◆ Saved entries ◆
###
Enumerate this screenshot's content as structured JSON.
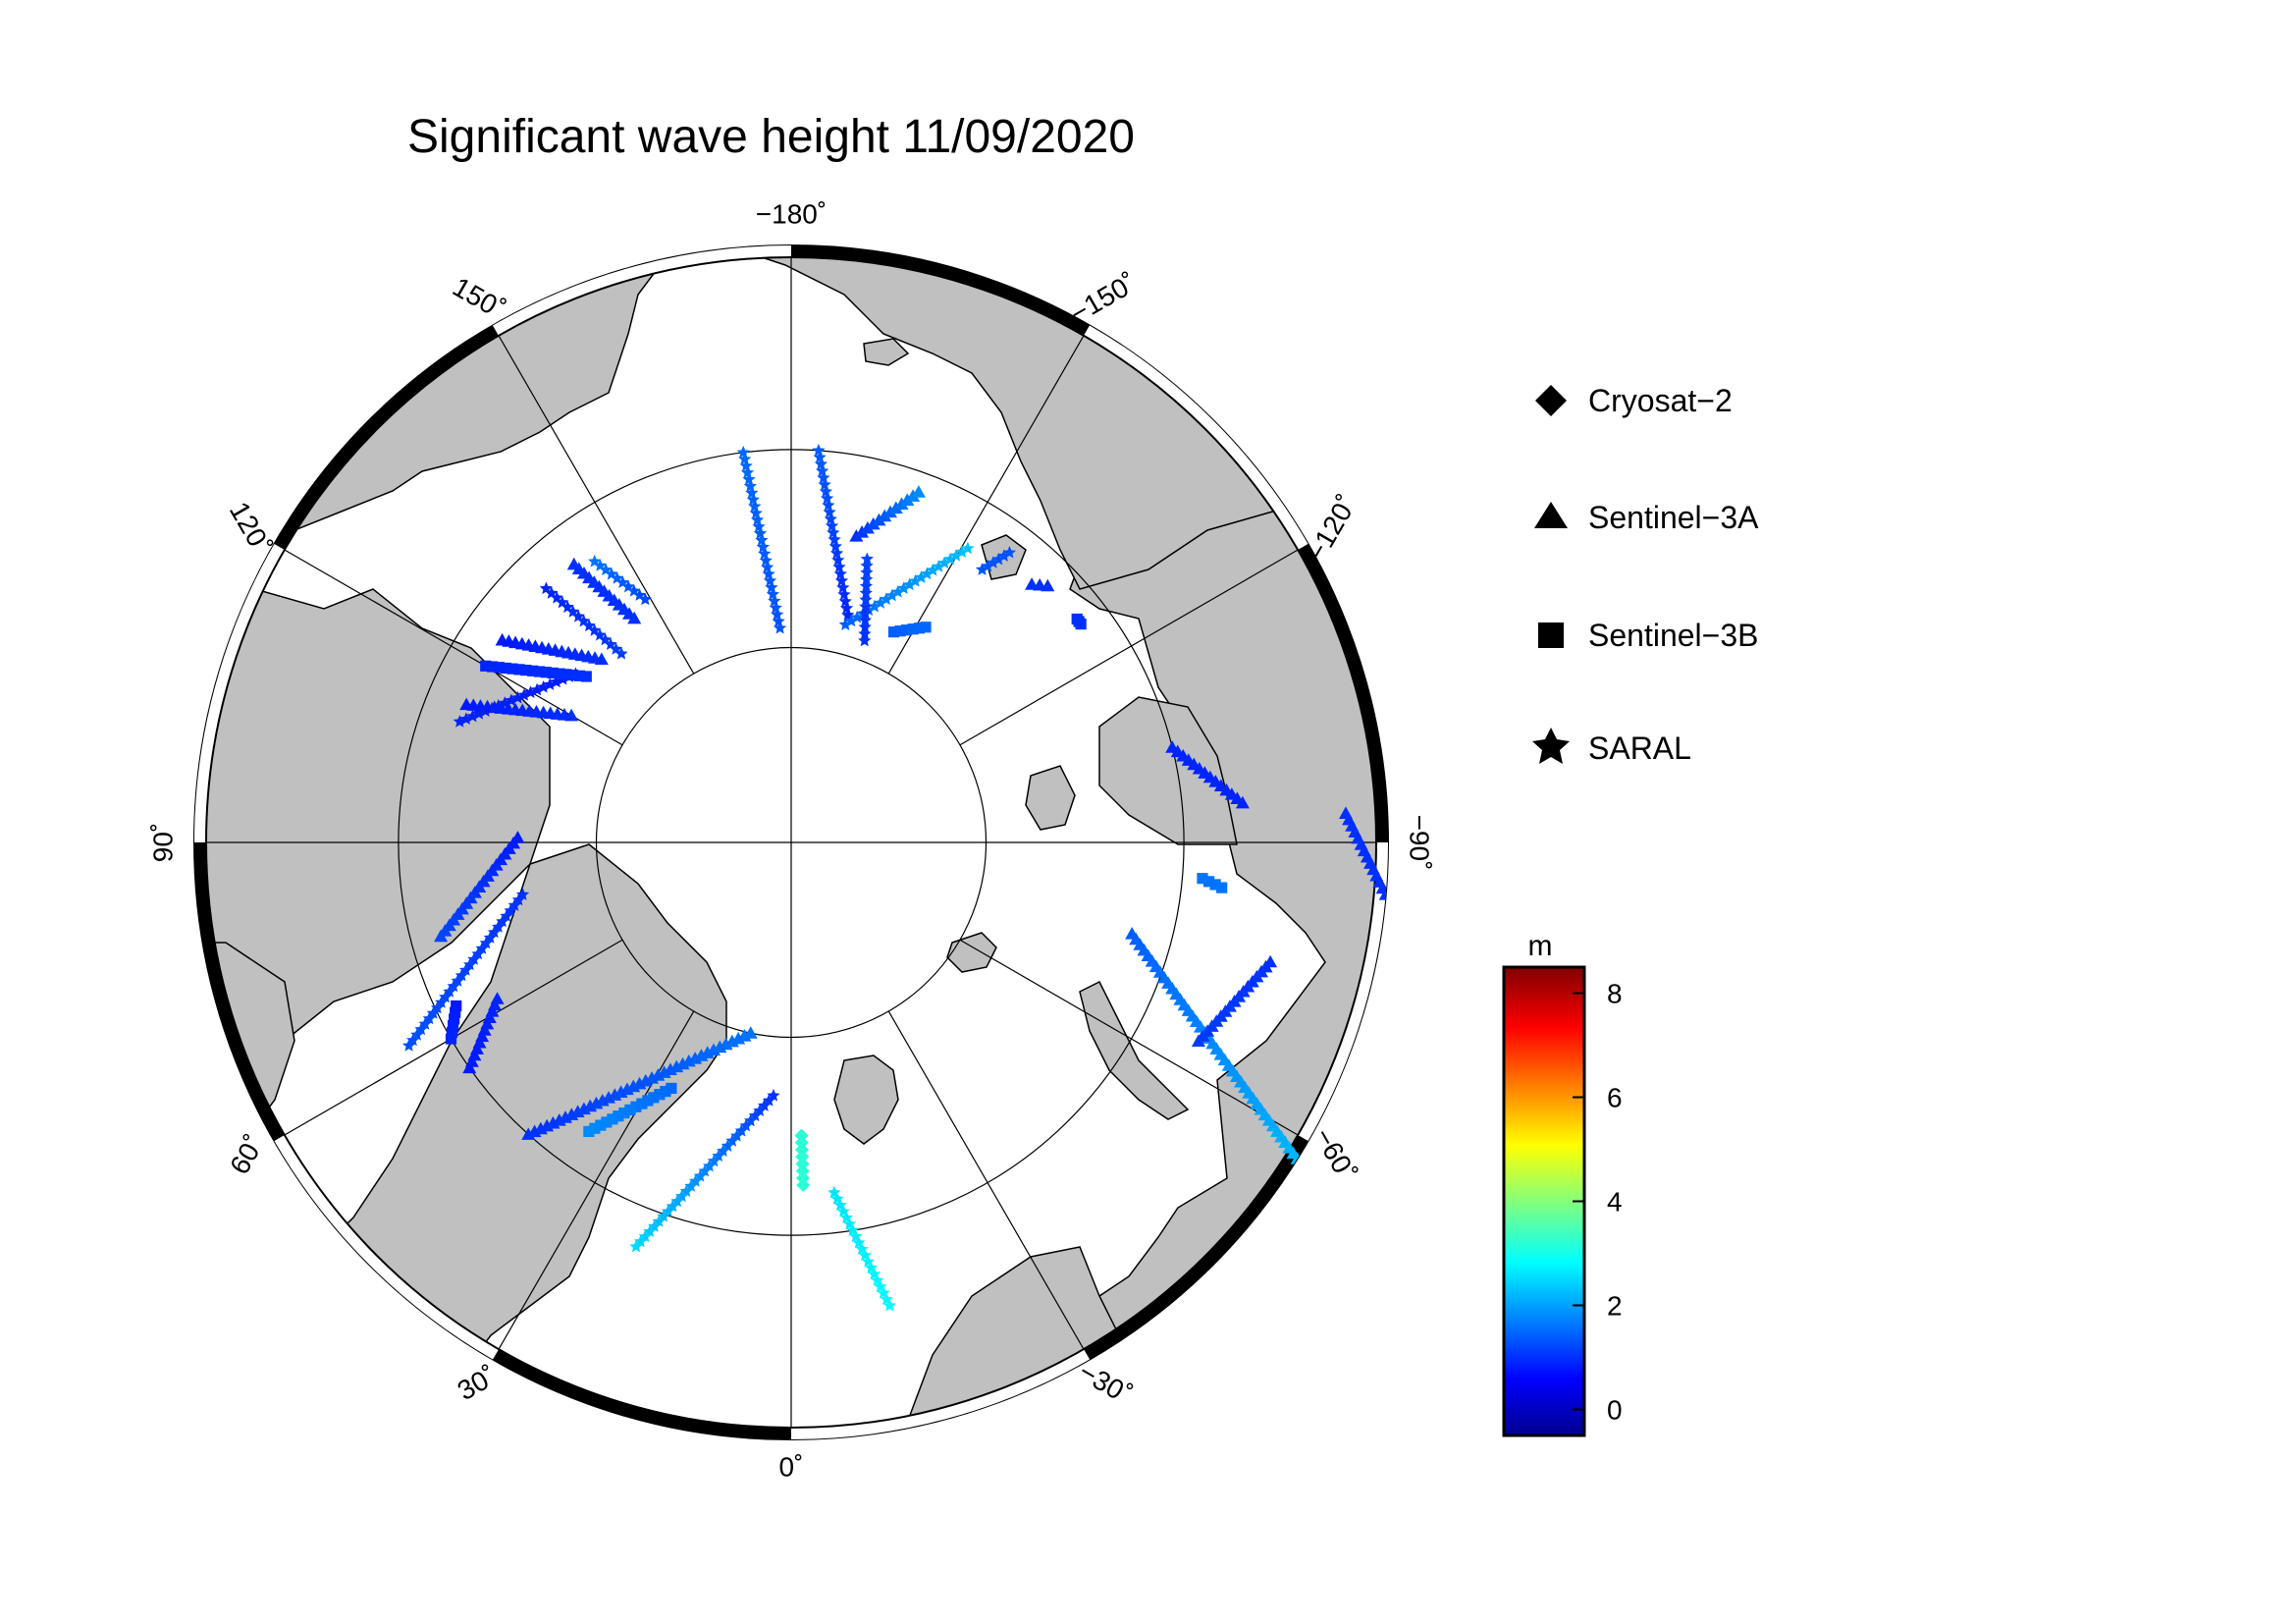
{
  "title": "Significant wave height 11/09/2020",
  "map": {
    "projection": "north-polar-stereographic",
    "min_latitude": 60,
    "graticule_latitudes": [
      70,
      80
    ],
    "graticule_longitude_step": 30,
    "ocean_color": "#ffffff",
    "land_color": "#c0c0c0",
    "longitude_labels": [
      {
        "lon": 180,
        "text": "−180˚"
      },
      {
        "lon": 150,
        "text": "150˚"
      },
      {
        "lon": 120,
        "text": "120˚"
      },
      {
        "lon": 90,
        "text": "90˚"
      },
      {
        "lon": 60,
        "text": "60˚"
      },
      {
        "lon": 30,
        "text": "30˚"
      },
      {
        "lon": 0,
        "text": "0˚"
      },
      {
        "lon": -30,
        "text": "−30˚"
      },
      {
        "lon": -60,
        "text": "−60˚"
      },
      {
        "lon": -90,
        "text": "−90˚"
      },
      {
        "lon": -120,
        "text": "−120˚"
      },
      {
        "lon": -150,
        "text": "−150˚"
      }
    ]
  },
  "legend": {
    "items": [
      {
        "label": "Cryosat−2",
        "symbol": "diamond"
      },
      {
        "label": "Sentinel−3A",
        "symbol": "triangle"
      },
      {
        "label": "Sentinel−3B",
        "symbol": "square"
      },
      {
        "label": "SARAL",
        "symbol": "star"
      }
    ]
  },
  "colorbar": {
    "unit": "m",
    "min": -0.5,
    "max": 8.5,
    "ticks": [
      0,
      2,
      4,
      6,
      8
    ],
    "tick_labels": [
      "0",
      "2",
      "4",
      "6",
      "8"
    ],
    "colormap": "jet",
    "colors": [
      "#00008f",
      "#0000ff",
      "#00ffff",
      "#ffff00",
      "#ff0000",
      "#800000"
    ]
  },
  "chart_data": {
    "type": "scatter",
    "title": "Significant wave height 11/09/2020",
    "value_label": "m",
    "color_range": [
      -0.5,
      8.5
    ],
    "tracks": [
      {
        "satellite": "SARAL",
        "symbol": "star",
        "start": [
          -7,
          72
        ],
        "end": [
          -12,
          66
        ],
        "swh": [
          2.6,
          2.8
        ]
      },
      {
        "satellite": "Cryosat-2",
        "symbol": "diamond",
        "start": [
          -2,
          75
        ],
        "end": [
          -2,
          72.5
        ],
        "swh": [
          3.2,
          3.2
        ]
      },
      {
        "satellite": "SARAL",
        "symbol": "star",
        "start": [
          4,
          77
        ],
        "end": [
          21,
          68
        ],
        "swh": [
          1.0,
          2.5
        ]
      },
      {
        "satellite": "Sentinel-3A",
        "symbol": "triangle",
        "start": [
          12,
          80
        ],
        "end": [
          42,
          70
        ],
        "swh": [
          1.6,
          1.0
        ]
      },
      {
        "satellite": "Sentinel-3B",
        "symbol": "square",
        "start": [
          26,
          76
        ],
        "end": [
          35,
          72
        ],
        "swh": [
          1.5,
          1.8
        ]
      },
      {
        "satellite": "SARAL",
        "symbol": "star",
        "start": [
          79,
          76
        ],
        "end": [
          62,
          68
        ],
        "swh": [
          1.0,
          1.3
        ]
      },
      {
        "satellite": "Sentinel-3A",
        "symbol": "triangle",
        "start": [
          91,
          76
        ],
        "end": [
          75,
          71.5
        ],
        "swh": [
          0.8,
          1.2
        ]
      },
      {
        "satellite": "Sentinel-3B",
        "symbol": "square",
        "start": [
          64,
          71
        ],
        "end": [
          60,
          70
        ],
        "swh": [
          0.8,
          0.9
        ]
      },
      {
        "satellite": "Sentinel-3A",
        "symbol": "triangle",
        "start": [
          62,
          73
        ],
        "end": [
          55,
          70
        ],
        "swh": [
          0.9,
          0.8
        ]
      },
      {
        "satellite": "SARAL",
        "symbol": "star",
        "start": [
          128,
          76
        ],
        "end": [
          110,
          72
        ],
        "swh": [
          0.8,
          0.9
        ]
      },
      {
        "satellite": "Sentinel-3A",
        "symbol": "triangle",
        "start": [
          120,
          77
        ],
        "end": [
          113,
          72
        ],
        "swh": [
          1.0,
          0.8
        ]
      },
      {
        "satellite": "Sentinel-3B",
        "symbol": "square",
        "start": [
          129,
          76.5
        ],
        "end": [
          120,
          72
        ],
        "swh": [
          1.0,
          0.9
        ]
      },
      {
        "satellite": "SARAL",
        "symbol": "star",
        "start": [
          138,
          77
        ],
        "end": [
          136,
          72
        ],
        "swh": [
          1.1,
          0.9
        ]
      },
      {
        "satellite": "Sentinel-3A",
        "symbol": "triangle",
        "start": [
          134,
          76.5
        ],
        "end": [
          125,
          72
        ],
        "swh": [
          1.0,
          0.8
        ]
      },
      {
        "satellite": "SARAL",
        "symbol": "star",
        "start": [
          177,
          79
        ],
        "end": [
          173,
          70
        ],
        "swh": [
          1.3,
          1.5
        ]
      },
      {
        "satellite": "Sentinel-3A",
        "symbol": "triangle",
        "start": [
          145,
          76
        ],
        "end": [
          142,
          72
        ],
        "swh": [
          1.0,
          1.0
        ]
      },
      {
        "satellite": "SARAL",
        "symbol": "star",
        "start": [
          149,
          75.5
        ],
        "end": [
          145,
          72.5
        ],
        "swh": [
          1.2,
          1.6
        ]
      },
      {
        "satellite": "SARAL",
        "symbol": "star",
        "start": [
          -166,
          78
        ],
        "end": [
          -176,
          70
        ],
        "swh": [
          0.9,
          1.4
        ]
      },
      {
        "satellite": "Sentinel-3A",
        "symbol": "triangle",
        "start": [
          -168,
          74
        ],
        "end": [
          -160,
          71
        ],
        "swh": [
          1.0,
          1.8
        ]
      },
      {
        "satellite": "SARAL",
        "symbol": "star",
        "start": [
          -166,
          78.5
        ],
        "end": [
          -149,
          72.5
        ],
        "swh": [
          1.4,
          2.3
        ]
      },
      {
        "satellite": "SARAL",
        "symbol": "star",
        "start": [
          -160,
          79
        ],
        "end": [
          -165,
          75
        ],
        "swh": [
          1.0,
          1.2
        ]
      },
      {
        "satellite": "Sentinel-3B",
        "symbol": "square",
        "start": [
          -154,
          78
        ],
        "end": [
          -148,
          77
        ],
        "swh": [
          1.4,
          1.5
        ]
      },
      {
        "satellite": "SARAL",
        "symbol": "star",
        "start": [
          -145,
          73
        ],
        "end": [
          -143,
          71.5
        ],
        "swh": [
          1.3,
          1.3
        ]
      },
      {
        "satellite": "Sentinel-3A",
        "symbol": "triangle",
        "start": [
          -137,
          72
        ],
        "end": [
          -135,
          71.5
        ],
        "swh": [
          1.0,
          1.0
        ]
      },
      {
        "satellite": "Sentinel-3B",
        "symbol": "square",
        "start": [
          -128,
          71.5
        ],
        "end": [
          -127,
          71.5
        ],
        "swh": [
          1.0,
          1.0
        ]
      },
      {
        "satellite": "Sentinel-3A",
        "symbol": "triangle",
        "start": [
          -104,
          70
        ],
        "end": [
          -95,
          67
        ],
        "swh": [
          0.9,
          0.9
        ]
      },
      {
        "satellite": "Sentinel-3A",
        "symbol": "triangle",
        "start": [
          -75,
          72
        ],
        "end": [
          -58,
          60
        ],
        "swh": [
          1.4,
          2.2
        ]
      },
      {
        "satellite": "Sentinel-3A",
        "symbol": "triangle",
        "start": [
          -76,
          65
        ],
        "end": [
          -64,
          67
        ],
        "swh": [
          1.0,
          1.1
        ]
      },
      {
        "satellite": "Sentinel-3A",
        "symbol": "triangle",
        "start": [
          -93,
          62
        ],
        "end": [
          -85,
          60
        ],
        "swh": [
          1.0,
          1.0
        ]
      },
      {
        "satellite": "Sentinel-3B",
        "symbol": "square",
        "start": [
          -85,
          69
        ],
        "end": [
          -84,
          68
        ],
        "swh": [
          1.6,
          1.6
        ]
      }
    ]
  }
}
###
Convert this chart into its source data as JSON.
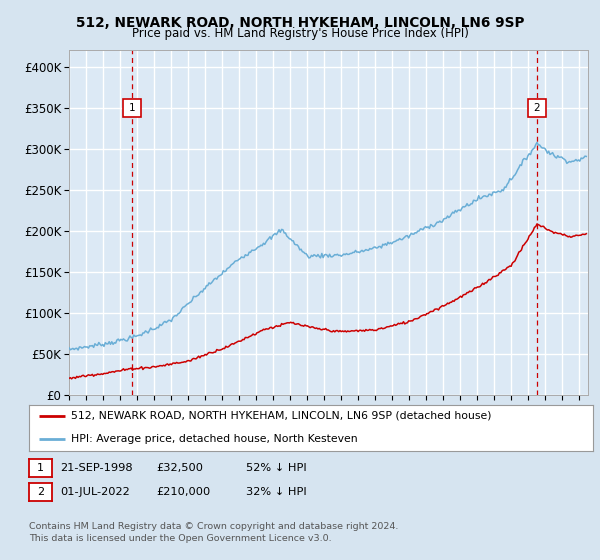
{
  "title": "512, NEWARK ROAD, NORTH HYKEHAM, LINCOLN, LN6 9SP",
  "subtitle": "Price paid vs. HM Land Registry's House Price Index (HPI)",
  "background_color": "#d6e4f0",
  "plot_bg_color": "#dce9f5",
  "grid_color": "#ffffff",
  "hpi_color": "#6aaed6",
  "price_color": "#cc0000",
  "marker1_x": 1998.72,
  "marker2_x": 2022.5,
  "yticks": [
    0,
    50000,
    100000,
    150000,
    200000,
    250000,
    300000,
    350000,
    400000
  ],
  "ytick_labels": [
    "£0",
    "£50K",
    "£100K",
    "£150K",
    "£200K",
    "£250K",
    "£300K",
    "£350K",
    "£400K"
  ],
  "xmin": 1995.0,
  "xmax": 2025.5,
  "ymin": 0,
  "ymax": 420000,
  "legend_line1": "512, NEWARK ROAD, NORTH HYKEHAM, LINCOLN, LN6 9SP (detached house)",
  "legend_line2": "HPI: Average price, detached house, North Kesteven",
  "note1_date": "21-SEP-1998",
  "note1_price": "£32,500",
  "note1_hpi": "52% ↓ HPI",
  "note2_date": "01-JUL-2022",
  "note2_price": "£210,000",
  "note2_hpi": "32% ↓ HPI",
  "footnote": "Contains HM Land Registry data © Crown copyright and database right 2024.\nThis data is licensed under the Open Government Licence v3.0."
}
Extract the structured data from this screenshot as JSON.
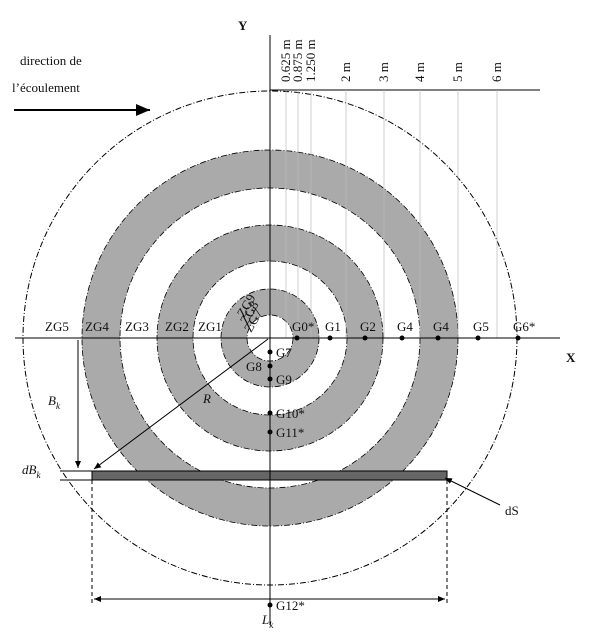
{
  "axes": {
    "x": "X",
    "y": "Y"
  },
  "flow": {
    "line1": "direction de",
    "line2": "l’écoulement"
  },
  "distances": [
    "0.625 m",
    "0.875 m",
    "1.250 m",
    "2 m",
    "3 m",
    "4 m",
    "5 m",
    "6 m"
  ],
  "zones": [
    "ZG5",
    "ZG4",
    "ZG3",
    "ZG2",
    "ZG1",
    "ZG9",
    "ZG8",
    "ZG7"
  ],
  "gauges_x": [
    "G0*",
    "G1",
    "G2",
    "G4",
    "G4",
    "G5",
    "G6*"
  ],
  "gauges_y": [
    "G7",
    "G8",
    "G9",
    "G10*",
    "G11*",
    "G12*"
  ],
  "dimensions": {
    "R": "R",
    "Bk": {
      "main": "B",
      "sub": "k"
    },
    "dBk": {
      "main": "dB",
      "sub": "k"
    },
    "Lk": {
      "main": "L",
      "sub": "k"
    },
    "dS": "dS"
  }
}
###
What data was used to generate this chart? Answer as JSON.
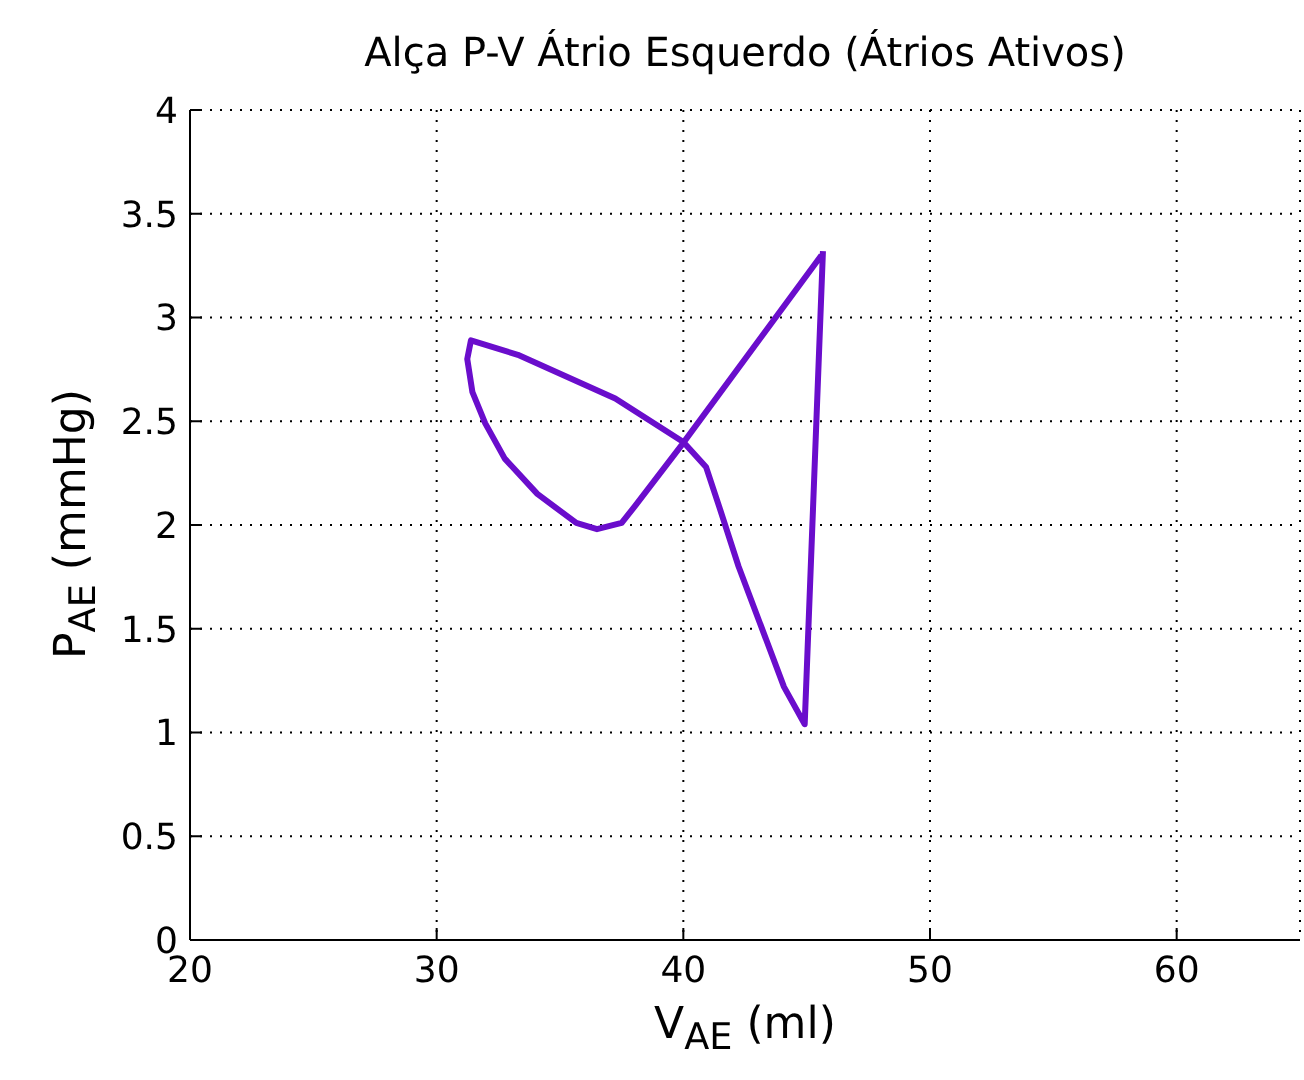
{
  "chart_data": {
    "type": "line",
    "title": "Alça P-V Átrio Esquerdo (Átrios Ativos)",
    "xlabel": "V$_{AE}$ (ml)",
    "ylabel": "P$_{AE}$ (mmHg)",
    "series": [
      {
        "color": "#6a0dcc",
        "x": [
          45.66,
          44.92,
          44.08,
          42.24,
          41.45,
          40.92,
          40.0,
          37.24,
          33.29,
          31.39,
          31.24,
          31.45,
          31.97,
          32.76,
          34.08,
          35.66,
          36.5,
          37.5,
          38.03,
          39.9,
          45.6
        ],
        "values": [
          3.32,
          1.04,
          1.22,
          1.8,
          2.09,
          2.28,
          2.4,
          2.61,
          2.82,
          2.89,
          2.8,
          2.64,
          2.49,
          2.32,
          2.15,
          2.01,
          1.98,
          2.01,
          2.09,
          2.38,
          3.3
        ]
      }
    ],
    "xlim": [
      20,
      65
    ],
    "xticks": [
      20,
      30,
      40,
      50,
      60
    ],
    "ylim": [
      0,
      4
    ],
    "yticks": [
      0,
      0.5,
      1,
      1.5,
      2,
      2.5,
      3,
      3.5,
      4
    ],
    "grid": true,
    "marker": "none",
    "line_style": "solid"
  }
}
###
◆ Directive ◆
Among the entries above, how many lines include the word "HYKEHAM"? Reply with the number only.

◆ Answer to the task ◆
2